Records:

******************************

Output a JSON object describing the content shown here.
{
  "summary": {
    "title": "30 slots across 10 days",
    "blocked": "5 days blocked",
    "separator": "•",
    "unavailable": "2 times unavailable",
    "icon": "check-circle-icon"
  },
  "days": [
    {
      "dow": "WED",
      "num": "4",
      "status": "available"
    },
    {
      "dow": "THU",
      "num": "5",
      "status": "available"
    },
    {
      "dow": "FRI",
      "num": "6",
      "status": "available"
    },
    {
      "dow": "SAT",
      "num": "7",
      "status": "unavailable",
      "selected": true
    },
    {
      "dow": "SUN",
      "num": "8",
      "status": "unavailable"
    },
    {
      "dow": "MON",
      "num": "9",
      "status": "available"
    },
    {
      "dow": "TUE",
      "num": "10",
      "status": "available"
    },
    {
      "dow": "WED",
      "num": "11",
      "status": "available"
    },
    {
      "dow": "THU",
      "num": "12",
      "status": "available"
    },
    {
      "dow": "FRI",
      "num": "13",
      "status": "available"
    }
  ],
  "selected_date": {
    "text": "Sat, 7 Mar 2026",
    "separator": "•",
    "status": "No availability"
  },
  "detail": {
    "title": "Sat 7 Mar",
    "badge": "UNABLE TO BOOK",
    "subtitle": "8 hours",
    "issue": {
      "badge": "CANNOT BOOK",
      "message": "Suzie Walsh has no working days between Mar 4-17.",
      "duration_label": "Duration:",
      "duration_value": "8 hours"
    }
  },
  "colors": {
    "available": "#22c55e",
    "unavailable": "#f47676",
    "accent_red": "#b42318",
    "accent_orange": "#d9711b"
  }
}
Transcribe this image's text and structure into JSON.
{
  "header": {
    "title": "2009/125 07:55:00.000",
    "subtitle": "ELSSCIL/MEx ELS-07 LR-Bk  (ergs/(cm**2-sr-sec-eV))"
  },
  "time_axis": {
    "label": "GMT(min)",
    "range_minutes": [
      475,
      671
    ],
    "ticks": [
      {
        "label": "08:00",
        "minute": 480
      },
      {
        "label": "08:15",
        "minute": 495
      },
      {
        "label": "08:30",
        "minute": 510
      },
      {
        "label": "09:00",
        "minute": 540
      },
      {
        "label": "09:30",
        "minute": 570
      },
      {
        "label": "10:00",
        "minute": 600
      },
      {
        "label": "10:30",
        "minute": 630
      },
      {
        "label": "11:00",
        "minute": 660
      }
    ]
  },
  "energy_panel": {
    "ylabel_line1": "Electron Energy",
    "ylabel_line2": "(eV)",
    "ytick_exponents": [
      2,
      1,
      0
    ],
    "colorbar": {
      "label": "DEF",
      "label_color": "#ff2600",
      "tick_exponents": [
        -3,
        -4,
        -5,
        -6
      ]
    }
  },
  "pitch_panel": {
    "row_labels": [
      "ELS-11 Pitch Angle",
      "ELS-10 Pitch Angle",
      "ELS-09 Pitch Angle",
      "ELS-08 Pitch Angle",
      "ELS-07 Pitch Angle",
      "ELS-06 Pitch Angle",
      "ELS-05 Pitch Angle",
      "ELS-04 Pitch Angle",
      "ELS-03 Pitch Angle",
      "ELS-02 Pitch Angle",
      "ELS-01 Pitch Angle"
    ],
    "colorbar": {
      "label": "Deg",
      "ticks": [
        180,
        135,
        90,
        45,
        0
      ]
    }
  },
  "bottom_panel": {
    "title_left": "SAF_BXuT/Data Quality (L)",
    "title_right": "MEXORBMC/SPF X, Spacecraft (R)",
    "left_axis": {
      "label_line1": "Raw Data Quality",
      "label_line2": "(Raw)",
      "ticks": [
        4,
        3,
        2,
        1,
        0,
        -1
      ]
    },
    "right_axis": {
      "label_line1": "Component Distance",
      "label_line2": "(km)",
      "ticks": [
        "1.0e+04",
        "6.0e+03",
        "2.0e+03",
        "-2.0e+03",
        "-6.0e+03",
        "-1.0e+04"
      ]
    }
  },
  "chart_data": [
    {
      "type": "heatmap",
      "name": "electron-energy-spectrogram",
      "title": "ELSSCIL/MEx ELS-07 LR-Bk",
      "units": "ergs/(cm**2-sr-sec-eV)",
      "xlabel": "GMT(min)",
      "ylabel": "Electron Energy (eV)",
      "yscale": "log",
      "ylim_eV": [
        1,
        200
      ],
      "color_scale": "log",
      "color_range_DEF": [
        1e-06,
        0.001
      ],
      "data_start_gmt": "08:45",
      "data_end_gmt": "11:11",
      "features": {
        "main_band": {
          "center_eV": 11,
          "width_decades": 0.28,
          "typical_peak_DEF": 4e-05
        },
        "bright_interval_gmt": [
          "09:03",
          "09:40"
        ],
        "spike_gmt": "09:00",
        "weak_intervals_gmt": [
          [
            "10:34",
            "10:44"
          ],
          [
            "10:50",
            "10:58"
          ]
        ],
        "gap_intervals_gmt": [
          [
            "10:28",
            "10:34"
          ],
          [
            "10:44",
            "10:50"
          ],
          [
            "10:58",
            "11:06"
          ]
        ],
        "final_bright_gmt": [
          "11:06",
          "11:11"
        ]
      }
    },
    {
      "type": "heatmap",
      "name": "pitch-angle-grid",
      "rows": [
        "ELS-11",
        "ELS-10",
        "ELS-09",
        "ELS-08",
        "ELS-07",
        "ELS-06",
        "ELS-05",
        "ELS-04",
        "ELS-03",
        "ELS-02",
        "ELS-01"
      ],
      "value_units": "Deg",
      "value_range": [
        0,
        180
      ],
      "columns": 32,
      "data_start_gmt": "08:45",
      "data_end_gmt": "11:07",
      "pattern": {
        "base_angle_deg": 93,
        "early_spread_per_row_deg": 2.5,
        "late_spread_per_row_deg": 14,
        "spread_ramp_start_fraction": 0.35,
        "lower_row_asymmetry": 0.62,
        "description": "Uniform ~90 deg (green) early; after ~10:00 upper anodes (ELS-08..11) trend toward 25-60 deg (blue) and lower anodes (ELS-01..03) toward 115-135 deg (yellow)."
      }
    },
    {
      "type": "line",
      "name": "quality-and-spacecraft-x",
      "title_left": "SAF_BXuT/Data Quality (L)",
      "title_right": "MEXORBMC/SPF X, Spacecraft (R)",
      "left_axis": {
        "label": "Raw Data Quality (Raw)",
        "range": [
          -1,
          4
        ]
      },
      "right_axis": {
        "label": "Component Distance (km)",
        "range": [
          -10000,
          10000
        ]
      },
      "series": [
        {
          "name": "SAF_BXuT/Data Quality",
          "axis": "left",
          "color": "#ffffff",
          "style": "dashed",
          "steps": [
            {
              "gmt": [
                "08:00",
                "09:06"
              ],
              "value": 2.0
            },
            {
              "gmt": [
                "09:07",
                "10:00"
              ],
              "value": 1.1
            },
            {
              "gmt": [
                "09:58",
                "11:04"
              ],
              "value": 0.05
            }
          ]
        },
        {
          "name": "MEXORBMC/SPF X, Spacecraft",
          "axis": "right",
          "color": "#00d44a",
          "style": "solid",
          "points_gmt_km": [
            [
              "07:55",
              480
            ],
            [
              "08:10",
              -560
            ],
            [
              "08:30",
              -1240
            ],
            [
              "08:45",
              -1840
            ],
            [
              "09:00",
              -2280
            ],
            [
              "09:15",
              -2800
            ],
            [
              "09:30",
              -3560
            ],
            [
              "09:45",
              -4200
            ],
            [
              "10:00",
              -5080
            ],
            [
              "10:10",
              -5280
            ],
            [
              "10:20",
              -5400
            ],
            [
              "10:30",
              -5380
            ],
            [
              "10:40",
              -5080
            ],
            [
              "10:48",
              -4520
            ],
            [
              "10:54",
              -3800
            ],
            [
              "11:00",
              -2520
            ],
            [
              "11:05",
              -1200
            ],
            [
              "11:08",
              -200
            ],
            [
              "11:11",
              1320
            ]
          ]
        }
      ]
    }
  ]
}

******************************

Reproduce each record shown above without altering a single word.

FULL ANSWER -
Output a JSON object describing the content shown here.
{
  "summary": {
    "title": "30 slots across 10 days",
    "blocked": "5 days blocked",
    "separator": "•",
    "unavailable": "2 times unavailable",
    "icon": "check-circle-icon"
  },
  "days": [
    {
      "dow": "WED",
      "num": "4",
      "status": "available"
    },
    {
      "dow": "THU",
      "num": "5",
      "status": "available"
    },
    {
      "dow": "FRI",
      "num": "6",
      "status": "available"
    },
    {
      "dow": "SAT",
      "num": "7",
      "status": "unavailable",
      "selected": true
    },
    {
      "dow": "SUN",
      "num": "8",
      "status": "unavailable"
    },
    {
      "dow": "MON",
      "num": "9",
      "status": "available"
    },
    {
      "dow": "TUE",
      "num": "10",
      "status": "available"
    },
    {
      "dow": "WED",
      "num": "11",
      "status": "available"
    },
    {
      "dow": "THU",
      "num": "12",
      "status": "available"
    },
    {
      "dow": "FRI",
      "num": "13",
      "status": "available"
    }
  ],
  "selected_date": {
    "text": "Sat, 7 Mar 2026",
    "separator": "•",
    "status": "No availability"
  },
  "detail": {
    "title": "Sat 7 Mar",
    "badge": "UNABLE TO BOOK",
    "subtitle": "8 hours",
    "issue": {
      "badge": "CANNOT BOOK",
      "message": "Suzie Walsh has no working days between Mar 4-17.",
      "duration_label": "Duration:",
      "duration_value": "8 hours"
    }
  },
  "colors": {
    "available": "#22c55e",
    "unavailable": "#f47676",
    "accent_red": "#b42318",
    "accent_orange": "#d9711b"
  }
}
Transcribe this image's text and structure into JSON.
{
  "header": {
    "title": "2009/125 07:55:00.000",
    "subtitle": "ELSSCIL/MEx ELS-07 LR-Bk  (ergs/(cm**2-sr-sec-eV))"
  },
  "time_axis": {
    "label": "GMT(min)",
    "range_minutes": [
      475,
      671
    ],
    "ticks": [
      {
        "label": "08:00",
        "minute": 480
      },
      {
        "label": "08:15",
        "minute": 495
      },
      {
        "label": "08:30",
        "minute": 510
      },
      {
        "label": "09:00",
        "minute": 540
      },
      {
        "label": "09:30",
        "minute": 570
      },
      {
        "label": "10:00",
        "minute": 600
      },
      {
        "label": "10:30",
        "minute": 630
      },
      {
        "label": "11:00",
        "minute": 660
      }
    ]
  },
  "energy_panel": {
    "ylabel_line1": "Electron Energy",
    "ylabel_line2": "(eV)",
    "ytick_exponents": [
      2,
      1,
      0
    ],
    "colorbar": {
      "label": "DEF",
      "label_color": "#ff2600",
      "tick_exponents": [
        -3,
        -4,
        -5,
        -6
      ]
    }
  },
  "pitch_panel": {
    "row_labels": [
      "ELS-11 Pitch Angle",
      "ELS-10 Pitch Angle",
      "ELS-09 Pitch Angle",
      "ELS-08 Pitch Angle",
      "ELS-07 Pitch Angle",
      "ELS-06 Pitch Angle",
      "ELS-05 Pitch Angle",
      "ELS-04 Pitch Angle",
      "ELS-03 Pitch Angle",
      "ELS-02 Pitch Angle",
      "ELS-01 Pitch Angle"
    ],
    "colorbar": {
      "label": "Deg",
      "ticks": [
        180,
        135,
        90,
        45,
        0
      ]
    }
  },
  "bottom_panel": {
    "title_left": "SAF_BXuT/Data Quality (L)",
    "title_right": "MEXORBMC/SPF X, Spacecraft (R)",
    "left_axis": {
      "label_line1": "Raw Data Quality",
      "label_line2": "(Raw)",
      "ticks": [
        4,
        3,
        2,
        1,
        0,
        -1
      ]
    },
    "right_axis": {
      "label_line1": "Component Distance",
      "label_line2": "(km)",
      "ticks": [
        "1.0e+04",
        "6.0e+03",
        "2.0e+03",
        "-2.0e+03",
        "-6.0e+03",
        "-1.0e+04"
      ]
    }
  },
  "chart_data": [
    {
      "type": "heatmap",
      "name": "electron-energy-spectrogram",
      "title": "ELSSCIL/MEx ELS-07 LR-Bk",
      "units": "ergs/(cm**2-sr-sec-eV)",
      "xlabel": "GMT(min)",
      "ylabel": "Electron Energy (eV)",
      "yscale": "log",
      "ylim_eV": [
        1,
        200
      ],
      "color_scale": "log",
      "color_range_DEF": [
        1e-06,
        0.001
      ],
      "data_start_gmt": "08:45",
      "data_end_gmt": "11:11",
      "features": {
        "main_band": {
          "center_eV": 11,
          "width_decades": 0.28,
          "typical_peak_DEF": 4e-05
        },
        "bright_interval_gmt": [
          "09:03",
          "09:40"
        ],
        "spike_gmt": "09:00",
        "weak_intervals_gmt": [
          [
            "10:34",
            "10:44"
          ],
          [
            "10:50",
            "10:58"
          ]
        ],
        "gap_intervals_gmt": [
          [
            "10:28",
            "10:34"
          ],
          [
            "10:44",
            "10:50"
          ],
          [
            "10:58",
            "11:06"
          ]
        ],
        "final_bright_gmt": [
          "11:06",
          "11:11"
        ]
      }
    },
    {
      "type": "heatmap",
      "name": "pitch-angle-grid",
      "rows": [
        "ELS-11",
        "ELS-10",
        "ELS-09",
        "ELS-08",
        "ELS-07",
        "ELS-06",
        "ELS-05",
        "ELS-04",
        "ELS-03",
        "ELS-02",
        "ELS-01"
      ],
      "value_units": "Deg",
      "value_range": [
        0,
        180
      ],
      "columns": 32,
      "data_start_gmt": "08:45",
      "data_end_gmt": "11:07",
      "pattern": {
        "base_angle_deg": 93,
        "early_spread_per_row_deg": 2.5,
        "late_spread_per_row_deg": 14,
        "spread_ramp_start_fraction": 0.35,
        "lower_row_asymmetry": 0.62,
        "description": "Uniform ~90 deg (green) early; after ~10:00 upper anodes (ELS-08..11) trend toward 25-60 deg (blue) and lower anodes (ELS-01..03) toward 115-135 deg (yellow)."
      }
    },
    {
      "type": "line",
      "name": "quality-and-spacecraft-x",
      "title_left": "SAF_BXuT/Data Quality (L)",
      "title_right": "MEXORBMC/SPF X, Spacecraft (R)",
      "left_axis": {
        "label": "Raw Data Quality (Raw)",
        "range": [
          -1,
          4
        ]
      },
      "right_axis": {
        "label": "Component Distance (km)",
        "range": [
          -10000,
          10000
        ]
      },
      "series": [
        {
          "name": "SAF_BXuT/Data Quality",
          "axis": "left",
          "color": "#ffffff",
          "style": "dashed",
          "steps": [
            {
              "gmt": [
                "08:00",
                "09:06"
              ],
              "value": 2.0
            },
            {
              "gmt": [
                "09:07",
                "10:00"
              ],
              "value": 1.1
            },
            {
              "gmt": [
                "09:58",
                "11:04"
              ],
              "value": 0.05
            }
          ]
        },
        {
          "name": "MEXORBMC/SPF X, Spacecraft",
          "axis": "right",
          "color": "#00d44a",
          "style": "solid",
          "points_gmt_km": [
            [
              "07:55",
              480
            ],
            [
              "08:10",
              -560
            ],
            [
              "08:30",
              -1240
            ],
            [
              "08:45",
              -1840
            ],
            [
              "09:00",
              -2280
            ],
            [
              "09:15",
              -2800
            ],
            [
              "09:30",
              -3560
            ],
            [
              "09:45",
              -4200
            ],
            [
              "10:00",
              -5080
            ],
            [
              "10:10",
              -5280
            ],
            [
              "10:20",
              -5400
            ],
            [
              "10:30",
              -5380
            ],
            [
              "10:40",
              -5080
            ],
            [
              "10:48",
              -4520
            ],
            [
              "10:54",
              -3800
            ],
            [
              "11:00",
              -2520
            ],
            [
              "11:05",
              -1200
            ],
            [
              "11:08",
              -200
            ],
            [
              "11:11",
              1320
            ]
          ]
        }
      ]
    }
  ]
}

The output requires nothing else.